# [DIRECTIONS]
Scan the lines below for the word "aber". Copy each line you find it in.
== Segment start ==
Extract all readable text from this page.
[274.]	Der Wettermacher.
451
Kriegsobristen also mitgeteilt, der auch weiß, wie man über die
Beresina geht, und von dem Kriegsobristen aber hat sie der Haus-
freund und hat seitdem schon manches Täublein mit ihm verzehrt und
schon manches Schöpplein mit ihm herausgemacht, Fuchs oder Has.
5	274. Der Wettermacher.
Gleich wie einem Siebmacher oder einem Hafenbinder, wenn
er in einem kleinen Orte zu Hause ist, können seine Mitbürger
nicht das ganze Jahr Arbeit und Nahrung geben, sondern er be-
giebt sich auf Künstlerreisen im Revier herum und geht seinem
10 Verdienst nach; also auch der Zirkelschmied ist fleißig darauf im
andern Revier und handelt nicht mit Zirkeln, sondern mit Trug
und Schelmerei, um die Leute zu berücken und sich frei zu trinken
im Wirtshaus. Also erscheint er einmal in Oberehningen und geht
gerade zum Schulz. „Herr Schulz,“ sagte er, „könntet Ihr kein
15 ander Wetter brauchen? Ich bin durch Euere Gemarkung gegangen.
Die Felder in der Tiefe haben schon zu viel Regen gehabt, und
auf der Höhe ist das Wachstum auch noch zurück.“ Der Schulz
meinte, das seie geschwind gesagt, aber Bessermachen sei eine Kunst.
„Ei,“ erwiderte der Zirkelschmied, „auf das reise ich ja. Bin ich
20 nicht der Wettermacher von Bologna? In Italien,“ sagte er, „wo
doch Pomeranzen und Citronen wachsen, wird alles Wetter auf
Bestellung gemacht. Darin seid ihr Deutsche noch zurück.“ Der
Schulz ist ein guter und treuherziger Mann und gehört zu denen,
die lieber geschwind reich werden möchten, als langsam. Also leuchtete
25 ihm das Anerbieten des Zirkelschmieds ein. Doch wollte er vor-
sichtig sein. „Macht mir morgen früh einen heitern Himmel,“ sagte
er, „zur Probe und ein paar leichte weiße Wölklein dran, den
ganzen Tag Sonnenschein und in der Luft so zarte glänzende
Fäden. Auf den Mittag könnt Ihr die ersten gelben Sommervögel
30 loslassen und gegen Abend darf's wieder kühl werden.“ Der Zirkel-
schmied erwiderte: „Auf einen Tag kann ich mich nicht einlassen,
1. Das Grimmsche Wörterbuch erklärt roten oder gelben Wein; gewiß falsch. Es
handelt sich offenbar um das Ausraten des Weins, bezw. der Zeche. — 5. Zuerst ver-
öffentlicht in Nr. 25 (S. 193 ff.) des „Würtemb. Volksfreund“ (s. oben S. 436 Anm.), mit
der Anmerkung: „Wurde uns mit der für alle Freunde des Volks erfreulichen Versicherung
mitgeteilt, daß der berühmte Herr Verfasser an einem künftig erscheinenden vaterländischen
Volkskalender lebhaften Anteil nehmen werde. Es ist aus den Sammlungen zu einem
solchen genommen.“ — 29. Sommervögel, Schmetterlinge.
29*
== Segment end ==
== Segment start ==
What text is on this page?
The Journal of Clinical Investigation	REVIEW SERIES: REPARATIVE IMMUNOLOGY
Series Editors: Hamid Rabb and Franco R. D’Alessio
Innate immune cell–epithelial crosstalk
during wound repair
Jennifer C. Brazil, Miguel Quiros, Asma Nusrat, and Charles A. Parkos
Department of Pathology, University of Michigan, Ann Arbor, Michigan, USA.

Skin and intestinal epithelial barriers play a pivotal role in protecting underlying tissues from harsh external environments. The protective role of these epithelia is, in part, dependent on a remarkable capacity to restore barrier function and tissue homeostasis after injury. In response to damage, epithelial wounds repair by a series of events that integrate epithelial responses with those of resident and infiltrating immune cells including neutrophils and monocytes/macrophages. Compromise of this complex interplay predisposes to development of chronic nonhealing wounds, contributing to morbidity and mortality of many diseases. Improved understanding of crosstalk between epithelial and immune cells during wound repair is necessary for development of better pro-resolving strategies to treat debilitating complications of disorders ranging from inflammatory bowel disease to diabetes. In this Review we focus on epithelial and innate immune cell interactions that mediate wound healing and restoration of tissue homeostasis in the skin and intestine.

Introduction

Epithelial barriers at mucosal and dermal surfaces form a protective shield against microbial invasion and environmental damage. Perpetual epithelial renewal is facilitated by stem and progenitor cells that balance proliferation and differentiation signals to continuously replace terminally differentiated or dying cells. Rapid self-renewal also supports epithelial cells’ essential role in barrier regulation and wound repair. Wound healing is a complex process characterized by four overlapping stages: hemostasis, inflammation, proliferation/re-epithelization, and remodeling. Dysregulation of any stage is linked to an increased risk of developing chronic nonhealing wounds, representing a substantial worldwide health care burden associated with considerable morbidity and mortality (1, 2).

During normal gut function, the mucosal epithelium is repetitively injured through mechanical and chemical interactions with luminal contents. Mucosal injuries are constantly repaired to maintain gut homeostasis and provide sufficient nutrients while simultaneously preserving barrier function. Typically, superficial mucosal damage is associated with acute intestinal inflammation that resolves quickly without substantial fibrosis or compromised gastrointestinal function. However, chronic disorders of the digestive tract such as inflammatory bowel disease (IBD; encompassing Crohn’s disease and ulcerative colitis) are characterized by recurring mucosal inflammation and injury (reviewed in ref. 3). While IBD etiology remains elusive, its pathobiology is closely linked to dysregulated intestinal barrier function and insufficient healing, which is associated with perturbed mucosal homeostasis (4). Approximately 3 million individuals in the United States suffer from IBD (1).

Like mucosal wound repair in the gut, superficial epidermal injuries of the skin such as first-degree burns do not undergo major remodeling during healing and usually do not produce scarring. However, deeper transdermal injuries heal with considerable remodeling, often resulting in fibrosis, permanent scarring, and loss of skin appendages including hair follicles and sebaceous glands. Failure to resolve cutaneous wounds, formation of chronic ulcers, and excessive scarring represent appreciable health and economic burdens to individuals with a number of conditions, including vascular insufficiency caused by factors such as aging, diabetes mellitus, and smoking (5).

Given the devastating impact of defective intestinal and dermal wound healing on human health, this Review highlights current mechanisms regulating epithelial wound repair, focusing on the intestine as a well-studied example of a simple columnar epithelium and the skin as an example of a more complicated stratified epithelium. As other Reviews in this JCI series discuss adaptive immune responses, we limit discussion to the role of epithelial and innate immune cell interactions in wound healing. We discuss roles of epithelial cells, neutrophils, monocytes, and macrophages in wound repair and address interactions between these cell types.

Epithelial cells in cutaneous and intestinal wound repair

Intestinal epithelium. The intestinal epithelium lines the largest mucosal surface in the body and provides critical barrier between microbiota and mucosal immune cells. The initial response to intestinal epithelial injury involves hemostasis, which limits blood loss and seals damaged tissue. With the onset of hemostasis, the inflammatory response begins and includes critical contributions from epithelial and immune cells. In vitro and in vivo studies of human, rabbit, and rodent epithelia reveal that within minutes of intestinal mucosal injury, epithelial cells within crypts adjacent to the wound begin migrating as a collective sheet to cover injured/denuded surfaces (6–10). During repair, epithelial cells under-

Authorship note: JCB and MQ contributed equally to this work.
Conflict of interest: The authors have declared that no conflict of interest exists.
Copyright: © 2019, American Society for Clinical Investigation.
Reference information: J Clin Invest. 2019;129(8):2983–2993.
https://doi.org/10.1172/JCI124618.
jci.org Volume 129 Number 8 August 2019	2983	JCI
== Segment end ==
# [RESPONSE AREA]
Beresina geht, und von dem Kriegsobristen aber hat sie der Haus-
meinte, das seie geschwind gesagt, aber Bessermachen sei eine Kunst.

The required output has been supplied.